I open the file in the experiment environment and try to run however I get the following error message:

13:01:56: Started

13:01:56: Class attribute is not nominal!

13:01:56: Interrupted

13:01:56: There was 1 error

I have tried changing the attribute to class in the explorer but that has not worked. Any suggestions would be great :)

1
I assume you're trying to build a classification model that predicts Severity from the other attributes? If so you probably need to convert the Severity attribute from numeric to nominal using the appropriate filter in the Preprocess pane. - nekomatic
If @nekomatic doesn't work, open the CSV file in Excel and change 0 to benign and 1 to malignant. This will now be read as nominal when you import the CSV file. - zbicyclist
Please provide your training file explicitly. It will help to identify sure reason. From now it seems that you have not set class attribute before starting the training. Before starting the training weka must know which is the class attribute. I don't think there is need to convert severity attribute either to integers or to text classes. Whatever is fine as long as attributes possible values are mentioned in arff structure. So please let us know u r training file explicitly - drp
Ive now figured out my problem. The class attribute have values of 0 and 1. I needed to change them to true and false in edexcel. Thanks for all the responses - Daniel

1 Answers

0
votes

What you need is a Filter, more specifically a Descritize filter, to preprocess your data.

For example, assuming ins is the instances object where your data set is stored. The following code shows how to use a filter.

Discretize filter = new Discretize();
filter.setOptions(...); // set options
filter.setInputFormat(ins);
ins = Filter.useFilter(ins, filter);

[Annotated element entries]
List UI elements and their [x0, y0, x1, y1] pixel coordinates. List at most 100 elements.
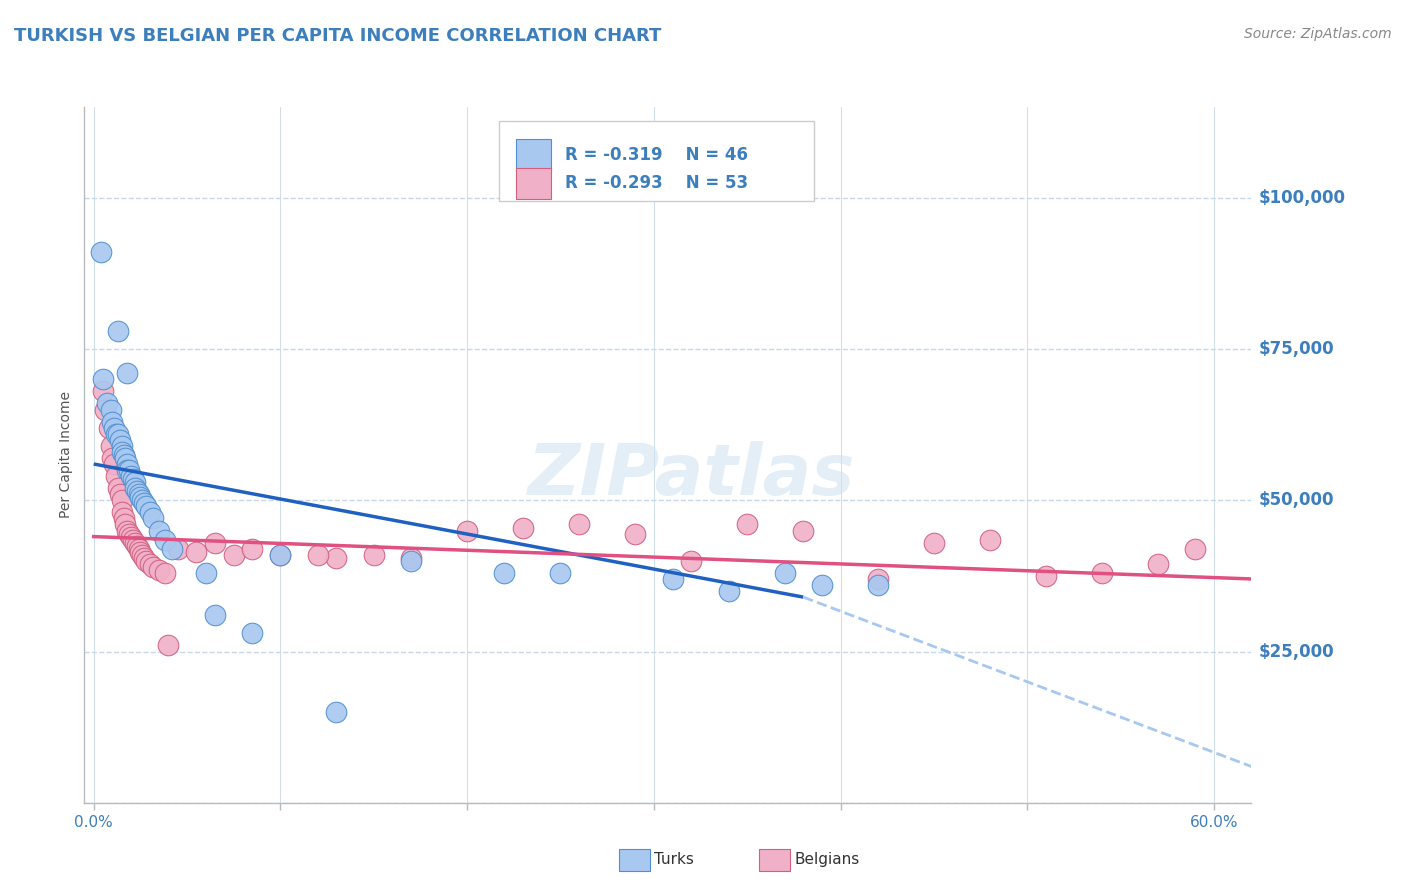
Point [148, 563, 170, 577]
Point [118, 526, 141, 541]
Point [120, 530, 142, 544]
Point [105, 426, 128, 441]
Point [456, 524, 478, 538]
Point [242, 626, 264, 640]
Point [153, 533, 176, 547]
Point [118, 463, 141, 477]
Point [1184, 541, 1206, 556]
Point [108, 487, 131, 501]
Point [735, 517, 758, 532]
Point [131, 548, 153, 562]
Bar [516, 168, 551, 199]
Point [124, 475, 146, 490]
Point [194, 566, 217, 580]
Point [681, 554, 703, 568]
Text: ZIPatlas: ZIPatlas [527, 442, 855, 510]
Text: $50,000: $50,000 [1258, 491, 1334, 509]
Point [114, 450, 136, 465]
Point [153, 566, 176, 580]
Point [101, 415, 124, 429]
Point [111, 505, 134, 519]
Point [124, 481, 146, 495]
Point [811, 578, 834, 592]
Text: $25,000: $25,000 [1258, 642, 1334, 661]
Text: Belgians: Belgians [794, 853, 859, 867]
Point [922, 535, 945, 549]
Point [135, 500, 157, 514]
Point [866, 578, 889, 592]
Point [399, 554, 422, 568]
Point [120, 469, 142, 483]
Point [1035, 569, 1057, 583]
Point [122, 533, 145, 547]
Point [111, 493, 134, 508]
Point [103, 457, 125, 471]
Point [91, 384, 114, 399]
Point [550, 566, 572, 580]
Text: $100,000: $100,000 [1258, 189, 1346, 207]
Point [186, 545, 208, 559]
Point [866, 572, 889, 586]
Text: R = -0.293    N = 53: R = -0.293 N = 53 [565, 174, 748, 193]
Point [103, 420, 125, 434]
Point [111, 439, 134, 453]
FancyBboxPatch shape [499, 121, 814, 201]
Point [269, 548, 291, 562]
Point [222, 548, 245, 562]
Point [122, 472, 145, 486]
Point [160, 541, 183, 556]
Point [97, 420, 120, 434]
Point [125, 484, 148, 499]
Point [117, 366, 139, 380]
Point [157, 639, 180, 653]
Point [204, 608, 226, 623]
Text: R = -0.319    N = 46: R = -0.319 N = 46 [565, 145, 748, 163]
Point [661, 572, 683, 586]
Point [135, 554, 157, 568]
Point [204, 535, 226, 549]
Y-axis label: Per Capita Income: Per Capita Income [59, 392, 73, 518]
Point [128, 541, 150, 556]
Point [117, 524, 139, 538]
Point [96, 396, 118, 410]
Point [269, 548, 291, 562]
Point [494, 566, 516, 580]
Point [148, 524, 170, 538]
Point [94, 402, 117, 417]
Text: Source: ZipAtlas.com: Source: ZipAtlas.com [1244, 27, 1392, 41]
Point [117, 457, 139, 471]
Point [132, 496, 155, 510]
Text: TURKISH VS BELGIAN PER CAPITA INCOME CORRELATION CHART: TURKISH VS BELGIAN PER CAPITA INCOME COR… [14, 27, 661, 45]
Point [90, 245, 112, 260]
Bar [516, 139, 551, 170]
Point [132, 550, 155, 565]
Point [624, 526, 647, 541]
Point [717, 584, 740, 599]
Point [128, 487, 150, 501]
Point [363, 548, 385, 562]
Point [307, 548, 329, 562]
Point [107, 426, 129, 441]
Point [105, 469, 128, 483]
Point [325, 705, 347, 719]
Point [100, 402, 122, 417]
Point [107, 324, 129, 338]
Point [101, 450, 124, 465]
Point [138, 505, 160, 519]
Point [979, 533, 1001, 547]
Point [142, 559, 165, 574]
Point [325, 550, 347, 565]
Point [1147, 557, 1170, 571]
Point [138, 557, 160, 571]
Point [131, 493, 153, 508]
Point [242, 541, 264, 556]
Point [773, 566, 796, 580]
Point [129, 545, 152, 559]
Text: $75,000: $75,000 [1258, 340, 1334, 358]
Point [125, 539, 148, 553]
Point [792, 524, 814, 538]
Point [107, 481, 129, 495]
Point [111, 445, 134, 459]
Point [112, 511, 135, 525]
Point [112, 448, 135, 462]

Work to do:
1/ Print the part of the thread starting at "13:01:56: Interrupted" and ending at "be great :)", copying it word for word.
2/ Output the lines of the listing starting at the line that contains "Point [148, 563, 170, 577]" and ending at the line that contains "Bar [516, 168, 551, 199]", including both of those lines, and reproduce each one unchanged.
The thread and the listing are unrelated to each other.

List of solutions:
1/
13:01:56: Interrupted

13:01:56: There was 1 error

I have tried changing the attribute to class in the explorer but that has not worked. Any suggestions would be great :)

2/
Point [148, 563, 170, 577]
Point [118, 526, 141, 541]
Point [120, 530, 142, 544]
Point [105, 426, 128, 441]
Point [456, 524, 478, 538]
Point [242, 626, 264, 640]
Point [153, 533, 176, 547]
Point [118, 463, 141, 477]
Point [1184, 541, 1206, 556]
Point [108, 487, 131, 501]
Point [735, 517, 758, 532]
Point [131, 548, 153, 562]
Bar [516, 168, 551, 199]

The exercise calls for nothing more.